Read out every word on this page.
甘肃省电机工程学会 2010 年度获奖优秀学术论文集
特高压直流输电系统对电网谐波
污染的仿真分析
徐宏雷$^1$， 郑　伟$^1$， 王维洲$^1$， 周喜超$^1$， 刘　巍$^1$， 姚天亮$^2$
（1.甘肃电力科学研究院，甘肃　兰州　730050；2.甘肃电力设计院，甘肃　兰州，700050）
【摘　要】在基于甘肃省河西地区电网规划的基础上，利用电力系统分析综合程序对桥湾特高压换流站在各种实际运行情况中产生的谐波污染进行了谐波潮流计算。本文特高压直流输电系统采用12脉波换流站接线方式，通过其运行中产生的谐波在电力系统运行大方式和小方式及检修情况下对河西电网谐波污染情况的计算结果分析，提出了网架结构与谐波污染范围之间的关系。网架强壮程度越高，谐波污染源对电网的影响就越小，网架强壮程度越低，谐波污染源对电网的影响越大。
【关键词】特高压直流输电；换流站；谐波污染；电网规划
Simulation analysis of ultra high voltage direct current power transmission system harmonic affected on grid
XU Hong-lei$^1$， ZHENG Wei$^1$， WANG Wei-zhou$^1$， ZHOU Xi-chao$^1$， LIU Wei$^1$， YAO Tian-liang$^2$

================================

> [What the exercise asks] Write out every line of the material again, exactly as it reads.

> [Task result]
Read out every word on this page.
甘肃省电机工程学会 2010 年度获奖优秀学术论文集
特高压直流输电系统对电网谐波
污染的仿真分析
徐宏雷$^1$， 郑　伟$^1$， 王维洲$^1$， 周喜超$^1$， 刘　巍$^1$， 姚天亮$^2$
（1.甘肃电力科学研究院，甘肃　兰州　730050；2.甘肃电力设计院，甘肃　兰州，700050）
【摘　要】在基于甘肃省河西地区电网规划的基础上，利用电力系统分析综合程序对桥湾特高压换流站在各种实际运行情况中产生的谐波污染进行了谐波潮流计算。本文特高压直流输电系统采用12脉波换流站接线方式，通过其运行中产生的谐波在电力系统运行大方式和小方式及检修情况下对河西电网谐波污染情况的计算结果分析，提出了网架结构与谐波污染范围之间的关系。网架强壮程度越高，谐波污染源对电网的影响就越小，网架强壮程度越低，谐波污染源对电网的影响越大。
【关键词】特高压直流输电；换流站；谐波污染；电网规划
Simulation analysis of ultra high voltage direct current power transmission system harmonic affected on grid
XU Hong-lei$^1$， ZHENG Wei$^1$， WANG Wei-zhou$^1$， ZHOU Xi-chao$^1$， LIU Wei$^1$， YAO Tian-liang$^2$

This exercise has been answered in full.